_Work to be completed_. Every record should be written out exactly, please.

Entries taken from a collection
╭──

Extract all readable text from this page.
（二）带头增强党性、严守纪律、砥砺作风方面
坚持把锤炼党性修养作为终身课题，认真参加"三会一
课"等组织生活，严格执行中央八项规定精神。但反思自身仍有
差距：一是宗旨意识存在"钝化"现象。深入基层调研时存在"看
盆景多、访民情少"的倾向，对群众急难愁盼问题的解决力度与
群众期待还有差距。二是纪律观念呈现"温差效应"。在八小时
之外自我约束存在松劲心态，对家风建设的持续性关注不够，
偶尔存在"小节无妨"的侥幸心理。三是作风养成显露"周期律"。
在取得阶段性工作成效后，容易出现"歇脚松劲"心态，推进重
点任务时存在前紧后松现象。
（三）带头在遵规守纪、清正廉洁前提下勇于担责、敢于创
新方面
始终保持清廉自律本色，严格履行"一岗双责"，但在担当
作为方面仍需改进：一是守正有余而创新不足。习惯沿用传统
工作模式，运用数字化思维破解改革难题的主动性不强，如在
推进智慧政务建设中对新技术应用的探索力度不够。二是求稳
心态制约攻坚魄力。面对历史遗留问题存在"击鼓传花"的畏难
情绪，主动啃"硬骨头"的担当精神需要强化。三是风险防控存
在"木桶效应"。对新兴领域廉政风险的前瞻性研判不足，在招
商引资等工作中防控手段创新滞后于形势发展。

╰──

_Output of the exercise_.
Extract all readable text from this page.
（二）带头增强党性、严守纪律、砥砺作风方面
坚持把锤炼党性修养作为终身课题，认真参加"三会一
课"等组织生活，严格执行中央八项规定精神。但反思自身仍有
差距：一是宗旨意识存在"钝化"现象。深入基层调研时存在"看
盆景多、访民情少"的倾向，对群众急难愁盼问题的解决力度与
群众期待还有差距。二是纪律观念呈现"温差效应"。在八小时
之外自我约束存在松劲心态，对家风建设的持续性关注不够，
偶尔存在"小节无妨"的侥幸心理。三是作风养成显露"周期律"。
在取得阶段性工作成效后，容易出现"歇脚松劲"心态，推进重
点任务时存在前紧后松现象。
（三）带头在遵规守纪、清正廉洁前提下勇于担责、敢于创
新方面
始终保持清廉自律本色，严格履行"一岗双责"，但在担当
作为方面仍需改进：一是守正有余而创新不足。习惯沿用传统
工作模式，运用数字化思维破解改革难题的主动性不强，如在
推进智慧政务建设中对新技术应用的探索力度不够。二是求稳
心态制约攻坚魄力。面对历史遗留问题存在"击鼓传花"的畏难
情绪，主动啃"硬骨头"的担当精神需要强化。三是风险防控存
在"木桶效应"。对新兴领域廉政风险的前瞻性研判不足，在招
商引资等工作中防控手段创新滞后于形势发展。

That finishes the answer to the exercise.